Stored records
════════════════════

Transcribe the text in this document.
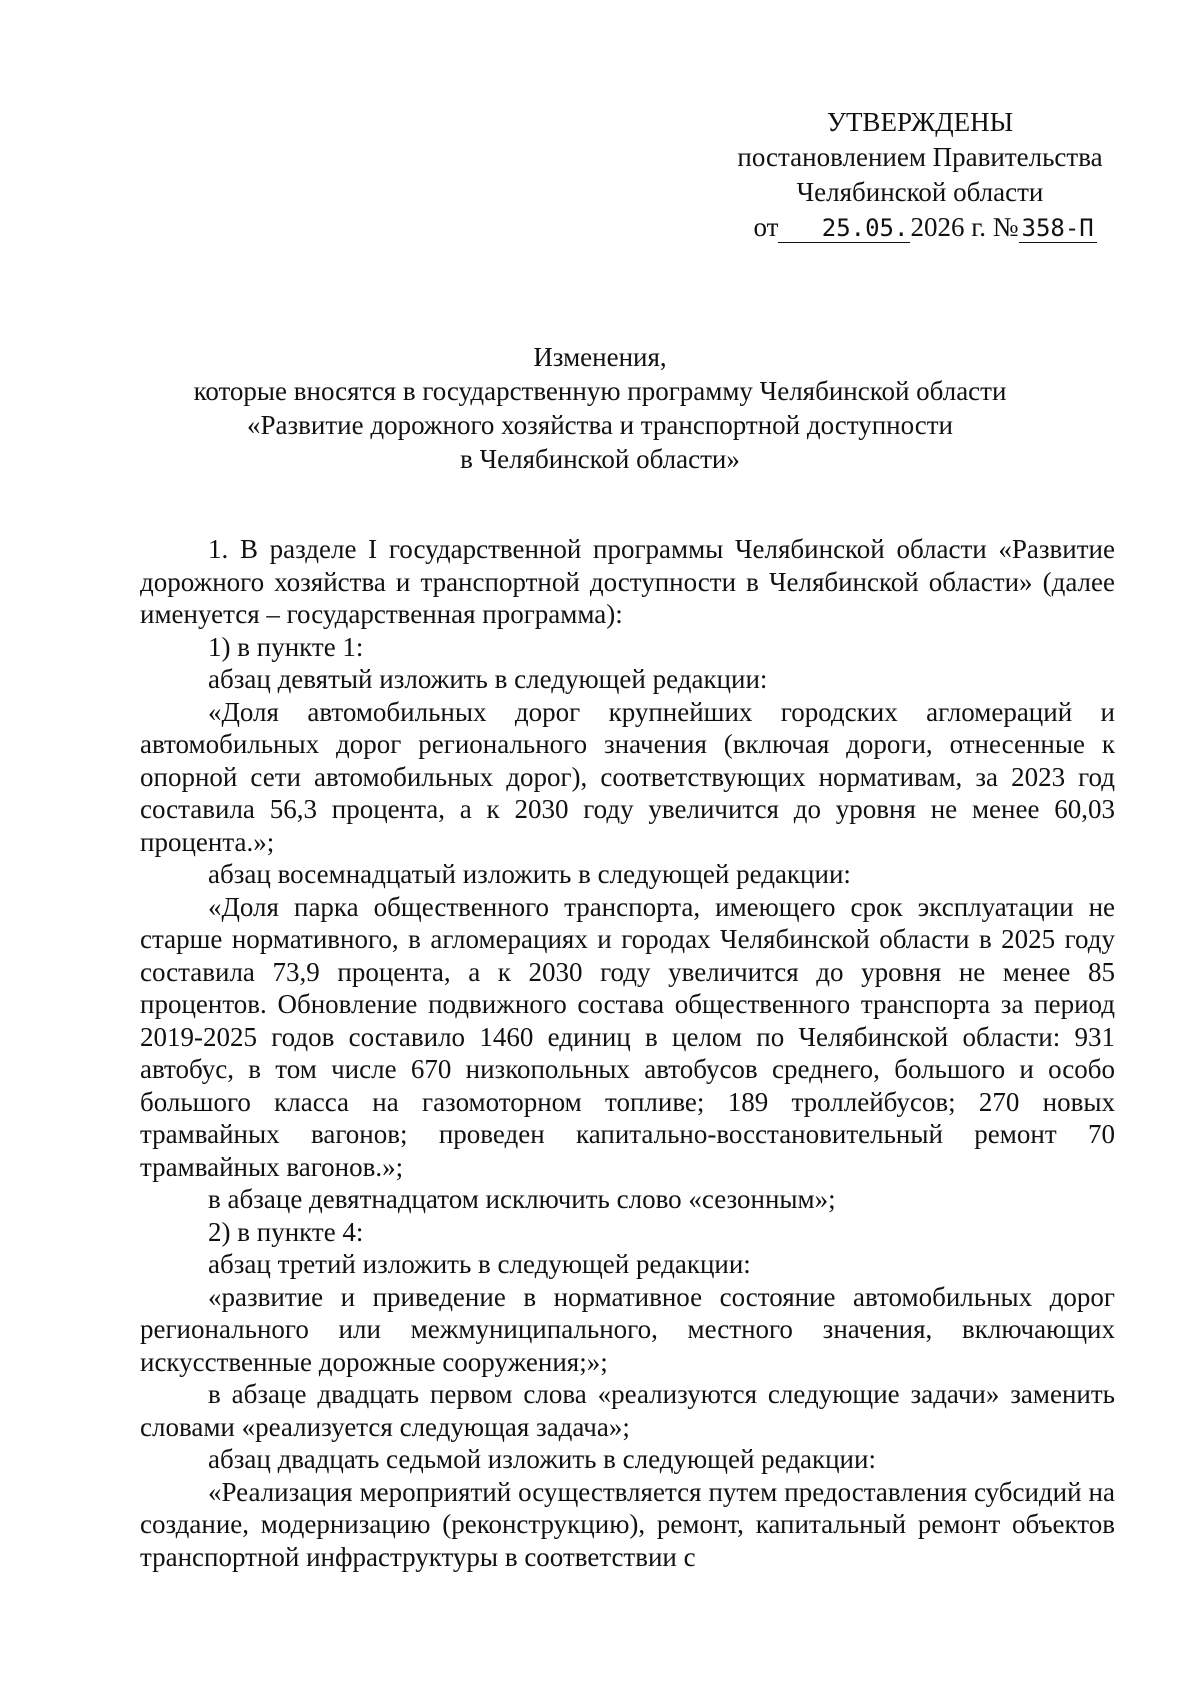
УТВЕРЖДЕНЫ
постановлением Правительства
Челябинской области
от 25.05.2026 г. № 358-П
Изменения,
которые вносятся в государственную программу Челябинской области
«Развитие дорожного хозяйства и транспортной доступности
в Челябинской области»

1. В разделе I государственной программы Челябинской области «Развитие дорожного хозяйства и транспортной доступности в Челябинской области» (далее именуется – государственная программа):

1) в пункте 1:

абзац девятый изложить в следующей редакции:

«Доля автомобильных дорог крупнейших городских агломераций и автомобильных дорог регионального значения (включая дороги, отнесенные к опорной сети автомобильных дорог), соответствующих нормативам, за 2023 год составила 56,3 процента, а к 2030 году увеличится до уровня не менее 60,03 процента.»;

абзац восемнадцатый изложить в следующей редакции:

«Доля парка общественного транспорта, имеющего срок эксплуатации не старше нормативного, в агломерациях и городах Челябинской области в 2025 году составила 73,9 процента, а к 2030 году увеличится до уровня не менее 85 процентов. Обновление подвижного состава общественного транспорта за период 2019-2025 годов составило 1460 единиц в целом по Челябинской области: 931 автобус, в том числе 670 низкопольных автобусов среднего, большого и особо большого класса на газомоторном топливе; 189 троллейбусов; 270 новых трамвайных вагонов; проведен капитально-восстановительный ремонт 70 трамвайных вагонов.»;

в абзаце девятнадцатом исключить слово «сезонным»;

2) в пункте 4:

абзац третий изложить в следующей редакции:

«развитие и приведение в нормативное состояние автомобильных дорог регионального или межмуниципального, местного значения, включающих искусственные дорожные сооружения;»;

в абзаце двадцать первом слова «реализуются следующие задачи» заменить словами «реализуется следующая задача»;

абзац двадцать седьмой изложить в следующей редакции:

«Реализация мероприятий осуществляется путем предоставления субсидий на создание, модернизацию (реконструкцию), ремонт, капитальный ремонт объектов транспортной инфраструктуры в соответствии с
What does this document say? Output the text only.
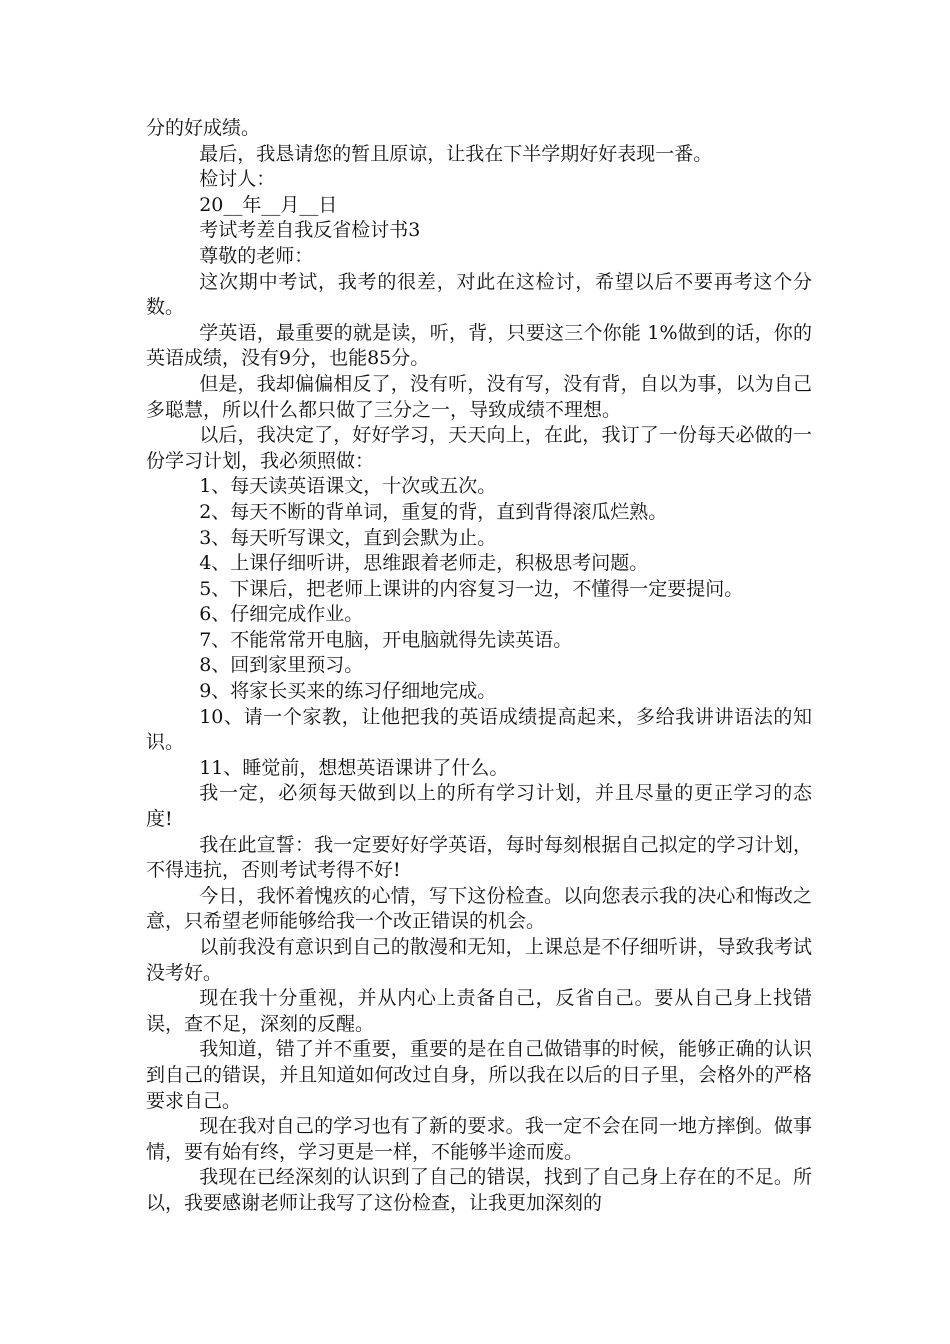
分的好成绩。

最后，我恳请您的暂且原谅，让我在下半学期好好表现一番。

检讨人：

20__年__月__日

考试考差自我反省检讨书3

尊敬的老师：

这次期中考试，我考的很差，对此在这检讨，希望以后不要再考这个分数。

学英语，最重要的就是读，听，背，只要这三个你能 1%做到的话，你的英语成绩，没有9分，也能85分。

但是，我却偏偏相反了，没有听，没有写，没有背，自以为事，以为自己多聪慧，所以什么都只做了三分之一，导致成绩不理想。

以后，我决定了，好好学习，天天向上，在此，我订了一份每天必做的一份学习计划，我必须照做：

1、每天读英语课文，十次或五次。

2、每天不断的背单词，重复的背，直到背得滚瓜烂熟。

3、每天听写课文，直到会默为止。

4、上课仔细听讲，思维跟着老师走，积极思考问题。

5、下课后，把老师上课讲的内容复习一边，不懂得一定要提问。

6、仔细完成作业。

7、不能常常开电脑，开电脑就得先读英语。

8、回到家里预习。

9、将家长买来的练习仔细地完成。

10、请一个家教，让他把我的英语成绩提高起来，多给我讲讲语法的知识。

11、睡觉前，想想英语课讲了什么。

我一定，必须每天做到以上的所有学习计划，并且尽量的更正学习的态度!

我在此宣誓：我一定要好好学英语，每时每刻根据自己拟定的学习计划，不得违抗，否则考试考得不好!

今日，我怀着愧疚的心情，写下这份检查。以向您表示我的决心和悔改之意，只希望老师能够给我一个改正错误的机会。

以前我没有意识到自己的散漫和无知，上课总是不仔细听讲，导致我考试没考好。

现在我十分重视，并从内心上责备自己，反省自己。要从自己身上找错误，查不足，深刻的反醒。

我知道，错了并不重要，重要的是在自己做错事的时候，能够正确的认识到自己的错误，并且知道如何改过自身，所以我在以后的日子里，会格外的严格要求自己。

现在我对自己的学习也有了新的要求。我一定不会在同一地方摔倒。做事情，要有始有终，学习更是一样，不能够半途而废。

我现在已经深刻的认识到了自己的错误，找到了自己身上存在的不足。所以，我要感谢老师让我写了这份检查，让我更加深刻的
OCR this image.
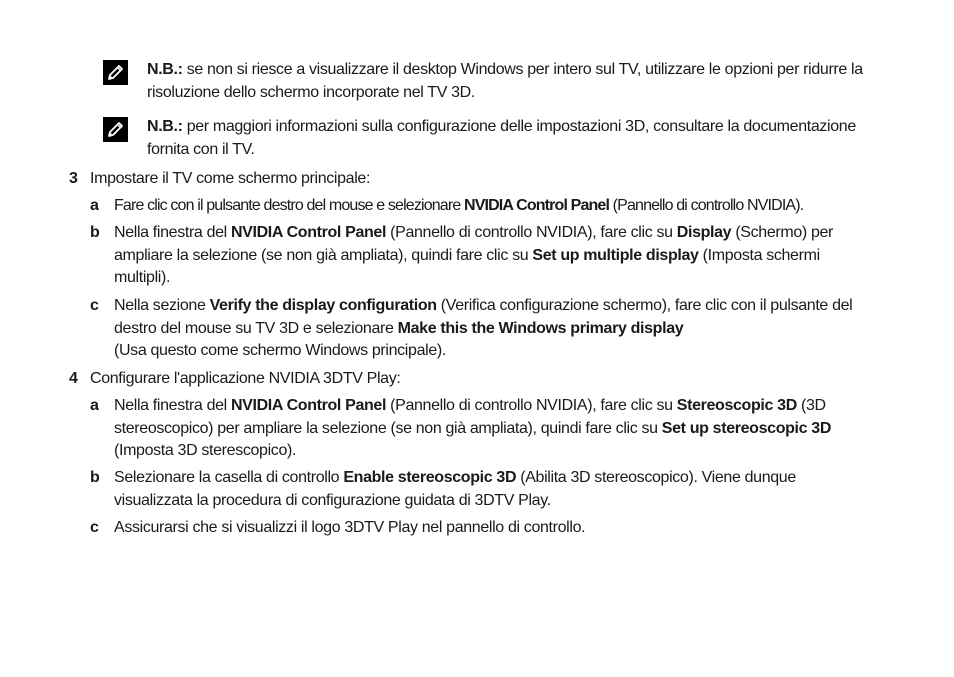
N.B.: se non si riesce a visualizzare il desktop Windows per intero sul TV, utilizzare le opzioni per ridurre la risoluzione dello schermo incorporate nel TV 3D.
N.B.: per maggiori informazioni sulla configurazione delle impostazioni 3D, consultare la documentazione fornita con il TV.
3 Impostare il TV come schermo principale:
a Fare clic con il pulsante destro del mouse e selezionare NVIDIA Control Panel (Pannello di controllo NVIDIA).
b Nella finestra del NVIDIA Control Panel (Pannello di controllo NVIDIA), fare clic su Display (Schermo) per ampliare la selezione (se non già ampliata), quindi fare clic su Set up multiple display (Imposta schermi multipli).
c Nella sezione Verify the display configuration (Verifica configurazione schermo), fare clic con il pulsante del destro del mouse su TV 3D e selezionare Make this the Windows primary display
(Usa questo come schermo Windows principale).
4 Configurare l'applicazione NVIDIA 3DTV Play:
a Nella finestra del NVIDIA Control Panel (Pannello di controllo NVIDIA), fare clic su Stereoscopic 3D (3D stereoscopico) per ampliare la selezione (se non già ampliata), quindi fare clic su Set up stereoscopic 3D (Imposta 3D sterescopico).
b Selezionare la casella di controllo Enable stereoscopic 3D (Abilita 3D stereoscopico). Viene dunque visualizzata la procedura di configurazione guidata di 3DTV Play.
c Assicurarsi che si visualizzi il logo 3DTV Play nel pannello di controllo.
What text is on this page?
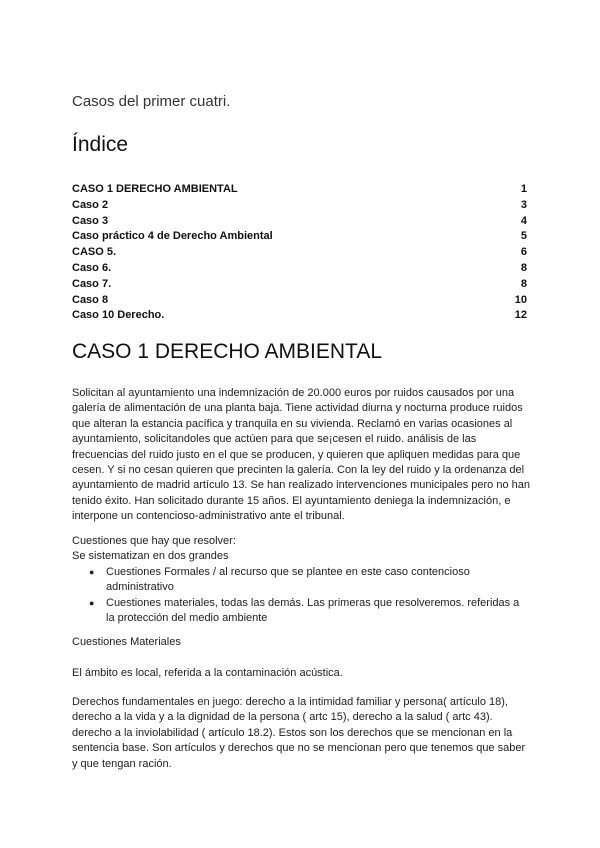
Casos del primer cuatri.

Índice
CASO 1 DERECHO AMBIENTAL	1
Caso 2	3
Caso 3	4
Caso práctico 4 de Derecho Ambiental	5
CASO 5.	6
Caso 6.	8
Caso 7.	8
Caso 8	10
Caso 10 Derecho.	12
CASO 1 DERECHO AMBIENTAL

Solicitan al ayuntamiento una indemnización de 20.000 euros por ruidos causados por una galería de alimentación de una planta baja. Tiene actividad diurna y nocturna produce ruidos que alteran la estancia pacífica y tranquila en su vivienda. Reclamó en varias ocasiones al ayuntamiento, solicitandoles que actúen para que se¡cesen el ruido. análisis de las frecuencias del ruido justo en el que se producen, y quieren que apliquen medidas para que cesen. Y si no cesan quieren que precinten la galería. Con la ley del ruido y la ordenanza del ayuntamiento de madrid artículo 13. Se han realizado intervenciones municipales pero no han tenido éxito. Han solicitado durante 15 años. El ayuntamiento deniega la indemnización, e interpone un contencioso-administrativo ante el tribunal.

Cuestiones que hay que resolver:

Se sistematizan en dos grandes

● Cuestiones Formales / al recurso que se plantee en este caso contencioso administrativo
● Cuestiones materiales, todas las demás. Las primeras que resolveremos. referidas a la protección del medio ambiente

Cuestiones Materiales

El ámbito es local, referida a la contaminación acústica.

Derechos fundamentales en juego: derecho a la intimidad familiar y persona( artículo 18), derecho a la vida y a la dignidad de la persona ( artc 15), derecho a la salud ( artc 43). derecho a la inviolabilidad ( artículo 18.2). Estos son los derechos que se mencionan en la sentencia base. Son artículos y derechos que no se mencionan pero que tenemos que saber y que tengan ración.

════════════════════

- The exercise:
Reproduce the records, all of them, word for word; omit the pictures.

- Response for this exercise:
Transcribe the text in this document.
УТВЕРЖДЕНЫ
постановлением Правительства
Челябинской области
от 25.05.2026 г. № 358-П
Изменения,
которые вносятся в государственную программу Челябинской области
«Развитие дорожного хозяйства и транспортной доступности
в Челябинской области»

1. В разделе I государственной программы Челябинской области «Развитие дорожного хозяйства и транспортной доступности в Челябинской области» (далее именуется – государственная программа):

1) в пункте 1:

абзац девятый изложить в следующей редакции:

«Доля автомобильных дорог крупнейших городских агломераций и автомобильных дорог регионального значения (включая дороги, отнесенные к опорной сети автомобильных дорог), соответствующих нормативам, за 2023 год составила 56,3 процента, а к 2030 году увеличится до уровня не менее 60,03 процента.»;

абзац восемнадцатый изложить в следующей редакции:

«Доля парка общественного транспорта, имеющего срок эксплуатации не старше нормативного, в агломерациях и городах Челябинской области в 2025 году составила 73,9 процента, а к 2030 году увеличится до уровня не менее 85 процентов. Обновление подвижного состава общественного транспорта за период 2019-2025 годов составило 1460 единиц в целом по Челябинской области: 931 автобус, в том числе 670 низкопольных автобусов среднего, большого и особо большого класса на газомоторном топливе; 189 троллейбусов; 270 новых трамвайных вагонов; проведен капитально-восстановительный ремонт 70 трамвайных вагонов.»;

в абзаце девятнадцатом исключить слово «сезонным»;

2) в пункте 4:

абзац третий изложить в следующей редакции:

«развитие и приведение в нормативное состояние автомобильных дорог регионального или межмуниципального, местного значения, включающих искусственные дорожные сооружения;»;

в абзаце двадцать первом слова «реализуются следующие задачи» заменить словами «реализуется следующая задача»;

абзац двадцать седьмой изложить в следующей редакции:

«Реализация мероприятий осуществляется путем предоставления субсидий на создание, модернизацию (реконструкцию), ремонт, капитальный ремонт объектов транспортной инфраструктуры в соответствии с
What does this document say? Output the text only.
分的好成绩。

最后，我恳请您的暂且原谅，让我在下半学期好好表现一番。

检讨人：

20__年__月__日

考试考差自我反省检讨书3

尊敬的老师：

这次期中考试，我考的很差，对此在这检讨，希望以后不要再考这个分数。

学英语，最重要的就是读，听，背，只要这三个你能 1%做到的话，你的英语成绩，没有9分，也能85分。

但是，我却偏偏相反了，没有听，没有写，没有背，自以为事，以为自己多聪慧，所以什么都只做了三分之一，导致成绩不理想。

以后，我决定了，好好学习，天天向上，在此，我订了一份每天必做的一份学习计划，我必须照做：

1、每天读英语课文，十次或五次。

2、每天不断的背单词，重复的背，直到背得滚瓜烂熟。

3、每天听写课文，直到会默为止。

4、上课仔细听讲，思维跟着老师走，积极思考问题。

5、下课后，把老师上课讲的内容复习一边，不懂得一定要提问。

6、仔细完成作业。

7、不能常常开电脑，开电脑就得先读英语。

8、回到家里预习。

9、将家长买来的练习仔细地完成。

10、请一个家教，让他把我的英语成绩提高起来，多给我讲讲语法的知识。

11、睡觉前，想想英语课讲了什么。

我一定，必须每天做到以上的所有学习计划，并且尽量的更正学习的态度!

我在此宣誓：我一定要好好学英语，每时每刻根据自己拟定的学习计划，不得违抗，否则考试考得不好!

今日，我怀着愧疚的心情，写下这份检查。以向您表示我的决心和悔改之意，只希望老师能够给我一个改正错误的机会。

以前我没有意识到自己的散漫和无知，上课总是不仔细听讲，导致我考试没考好。

现在我十分重视，并从内心上责备自己，反省自己。要从自己身上找错误，查不足，深刻的反醒。

我知道，错了并不重要，重要的是在自己做错事的时候，能够正确的认识到自己的错误，并且知道如何改过自身，所以我在以后的日子里，会格外的严格要求自己。

现在我对自己的学习也有了新的要求。我一定不会在同一地方摔倒。做事情，要有始有终，学习更是一样，不能够半途而废。

我现在已经深刻的认识到了自己的错误，找到了自己身上存在的不足。所以，我要感谢老师让我写了这份检查，让我更加深刻的
OCR this image.
N.B.: se non si riesce a visualizzare il desktop Windows per intero sul TV, utilizzare le opzioni per ridurre la risoluzione dello schermo incorporate nel TV 3D.
N.B.: per maggiori informazioni sulla configurazione delle impostazioni 3D, consultare la documentazione fornita con il TV.
3 Impostare il TV come schermo principale:
a Fare clic con il pulsante destro del mouse e selezionare NVIDIA Control Panel (Pannello di controllo NVIDIA).
b Nella finestra del NVIDIA Control Panel (Pannello di controllo NVIDIA), fare clic su Display (Schermo) per ampliare la selezione (se non già ampliata), quindi fare clic su Set up multiple display (Imposta schermi multipli).
c Nella sezione Verify the display configuration (Verifica configurazione schermo), fare clic con il pulsante del destro del mouse su TV 3D e selezionare Make this the Windows primary display
(Usa questo come schermo Windows principale).
4 Configurare l'applicazione NVIDIA 3DTV Play:
a Nella finestra del NVIDIA Control Panel (Pannello di controllo NVIDIA), fare clic su Stereoscopic 3D (3D stereoscopico) per ampliare la selezione (se non già ampliata), quindi fare clic su Set up stereoscopic 3D (Imposta 3D sterescopico).
b Selezionare la casella di controllo Enable stereoscopic 3D (Abilita 3D stereoscopico). Viene dunque visualizzata la procedura di configurazione guidata di 3DTV Play.
c Assicurarsi che si visualizzi il logo 3DTV Play nel pannello di controllo.
What text is on this page?
Casos del primer cuatri.

Índice
CASO 1 DERECHO AMBIENTAL	1
Caso 2	3
Caso 3	4
Caso práctico 4 de Derecho Ambiental	5
CASO 5.	6
Caso 6.	8
Caso 7.	8
Caso 8	10
Caso 10 Derecho.	12
CASO 1 DERECHO AMBIENTAL

Solicitan al ayuntamiento una indemnización de 20.000 euros por ruidos causados por una galería de alimentación de una planta baja. Tiene actividad diurna y nocturna produce ruidos que alteran la estancia pacífica y tranquila en su vivienda. Reclamó en varias ocasiones al ayuntamiento, solicitandoles que actúen para que se¡cesen el ruido. análisis de las frecuencias del ruido justo en el que se producen, y quieren que apliquen medidas para que cesen. Y si no cesan quieren que precinten la galería. Con la ley del ruido y la ordenanza del ayuntamiento de madrid artículo 13. Se han realizado intervenciones municipales pero no han tenido éxito. Han solicitado durante 15 años. El ayuntamiento deniega la indemnización, e interpone un contencioso-administrativo ante el tribunal.

Cuestiones que hay que resolver:

Se sistematizan en dos grandes

● Cuestiones Formales / al recurso que se plantee en este caso contencioso administrativo
● Cuestiones materiales, todas las demás. Las primeras que resolveremos. referidas a la protección del medio ambiente

Cuestiones Materiales

El ámbito es local, referida a la contaminación acústica.

Derechos fundamentales en juego: derecho a la intimidad familiar y persona( artículo 18), derecho a la vida y a la dignidad de la persona ( artc 15), derecho a la salud ( artc 43). derecho a la inviolabilidad ( artículo 18.2). Estos son los derechos que se mencionan en la sentencia base. Son artículos y derechos que no se mencionan pero que tenemos que saber y que tengan ración.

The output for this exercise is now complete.